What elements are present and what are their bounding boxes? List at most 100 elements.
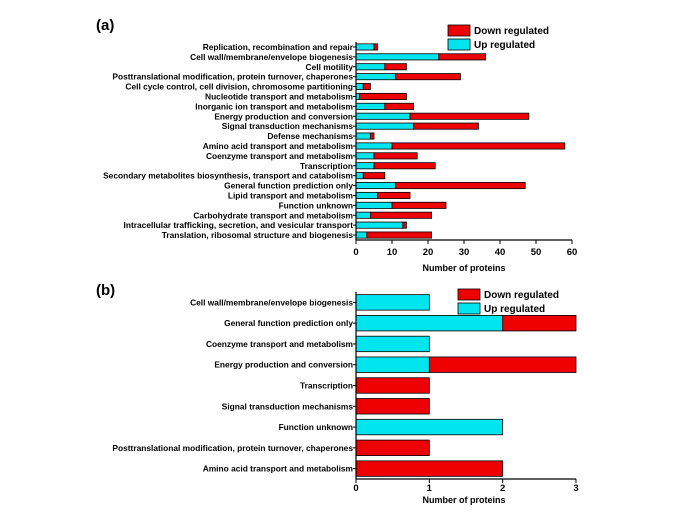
chart-panel-a: (a) Replication, recombination and repair… <box>96 17 577 273</box>
bar-down-regulated <box>362 172 386 180</box>
category-label: Posttranslational modification, protein … <box>112 72 353 82</box>
x-tick-label: 40 <box>495 247 506 258</box>
x-tick-label: 3 <box>573 483 578 494</box>
bar-up-regulated <box>355 315 504 332</box>
category-label: Signal transduction mechanisms <box>222 401 354 411</box>
category-label: Translation, ribosomal structure and bio… <box>162 230 354 240</box>
bar-down-regulated <box>369 132 375 140</box>
category-label: Coenzyme transport and metabolism <box>206 151 353 161</box>
bar-up-regulated <box>355 162 375 170</box>
category-label: General function prediction only <box>224 181 353 191</box>
bar-up-regulated <box>355 63 386 71</box>
x-tick-label: 50 <box>531 247 542 258</box>
legend-label: Down regulated <box>484 290 559 301</box>
bar-up-regulated <box>355 356 430 373</box>
bar-down-regulated <box>438 53 486 61</box>
category-label: Cell cycle control, cell division, chrom… <box>125 82 353 92</box>
bar-down-regulated <box>362 83 371 91</box>
x-tick-label: 0 <box>353 247 358 258</box>
bar-down-regulated <box>395 73 461 81</box>
x-tick-label: 1 <box>427 483 433 494</box>
chart-panel-b: (b) Cell wall/membrane/envelope biogenesi… <box>96 282 579 505</box>
bar-down-regulated <box>366 231 432 239</box>
bar-up-regulated <box>355 201 393 209</box>
bar-down-regulated <box>395 182 526 190</box>
category-label: Amino acid transport and metabolism <box>203 141 353 151</box>
bar-up-regulated <box>355 132 371 140</box>
category-label: Amino acid transport and metabolism <box>203 464 353 474</box>
category-label: Transcription <box>300 161 353 171</box>
category-label: Nucleotide transport and metabolism <box>205 91 353 101</box>
bar-down-regulated <box>402 221 407 229</box>
category-label: Transcription <box>300 381 353 391</box>
category-label: Secondary metabolites biosynthesis, tran… <box>103 171 353 181</box>
bar-down-regulated <box>391 142 566 150</box>
category-label: Function unknown <box>279 422 353 432</box>
category-label: Cell motility <box>306 62 354 72</box>
bar-up-regulated <box>355 122 414 130</box>
category-label: Coenzyme transport and metabolism <box>206 339 353 349</box>
category-label: Inorganic ion transport and metabolism <box>195 101 353 111</box>
category-label: Signal transduction mechanisms <box>222 121 354 131</box>
bar-up-regulated <box>355 211 371 219</box>
x-tick-label: 2 <box>500 483 505 494</box>
bar-up-regulated <box>355 142 393 150</box>
legend-label: Up regulated <box>484 304 545 315</box>
bar-down-regulated <box>355 398 430 415</box>
bar-up-regulated <box>355 43 375 51</box>
x-tick-label: 0 <box>353 483 358 494</box>
legend-swatch <box>447 24 471 37</box>
category-label: Defense mechanisms <box>267 131 353 141</box>
bar-down-regulated <box>373 162 436 170</box>
bar-up-regulated <box>355 335 430 353</box>
category-label: Cell wall/membrane/envelope biogenesis <box>190 297 353 307</box>
bar-down-regulated <box>413 122 479 130</box>
bar-up-regulated <box>355 182 396 190</box>
x-tick-label: 60 <box>567 247 578 258</box>
bar-down-regulated <box>369 211 432 219</box>
x-tick-label: 30 <box>459 247 470 258</box>
bar-up-regulated <box>355 172 364 180</box>
legend-swatch <box>457 288 481 301</box>
bar-up-regulated <box>355 83 364 91</box>
bar-down-regulated <box>428 356 577 373</box>
category-label: Lipid transport and metabolism <box>228 190 353 200</box>
bar-down-regulated <box>384 102 414 110</box>
bar-down-regulated <box>409 112 530 120</box>
bar-down-regulated <box>373 43 378 51</box>
bar-down-regulated <box>391 201 447 209</box>
bar-up-regulated <box>355 112 411 120</box>
bar-up-regulated <box>355 53 440 61</box>
category-label: Energy production and conversion <box>214 111 353 121</box>
bar-up-regulated <box>355 294 430 311</box>
x-tick-label: 10 <box>387 247 398 258</box>
bar-down-regulated <box>377 191 411 199</box>
bar-up-regulated <box>355 191 379 199</box>
legend-label: Down regulated <box>474 26 549 37</box>
legend-label: Up regulated <box>474 40 535 51</box>
category-label: Function unknown <box>279 200 353 210</box>
x-axis-title: Number of proteins <box>422 495 505 505</box>
bar-down-regulated <box>373 152 418 160</box>
category-label: Cell wall/membrane/envelope biogenesis <box>190 52 353 62</box>
bar-up-regulated <box>355 418 504 436</box>
category-label: Carbohydrate transport and metabolism <box>193 210 353 220</box>
category-label: Energy production and conversion <box>214 360 353 370</box>
bar-down-regulated <box>502 315 577 332</box>
bar-up-regulated <box>355 102 386 110</box>
bar-down-regulated <box>384 63 407 71</box>
bar-down-regulated <box>355 439 430 456</box>
legend-swatch <box>457 302 481 315</box>
category-label: Intracellular trafficking, secretion, an… <box>124 220 354 230</box>
legend-swatch <box>447 38 471 51</box>
x-tick-label: 20 <box>423 247 434 258</box>
bar-up-regulated <box>355 73 396 81</box>
bar-down-regulated <box>355 377 430 394</box>
bar-up-regulated <box>355 231 368 239</box>
category-label: General function prediction only <box>224 318 353 328</box>
x-axis-title: Number of proteins <box>422 263 505 273</box>
bar-up-regulated <box>355 221 404 229</box>
bar-down-regulated <box>355 460 504 477</box>
bar-up-regulated <box>355 152 375 160</box>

▶ [What to produce] Across the listing above, find all lines where the word "mechanisms" is present and copy them.

▶ [Exercise result]
category-label: Signal transduction mechanisms <box>222 401 354 411</box>
category-label: Signal transduction mechanisms <box>222 121 354 131</box>
category-label: Defense mechanisms <box>267 131 353 141</box>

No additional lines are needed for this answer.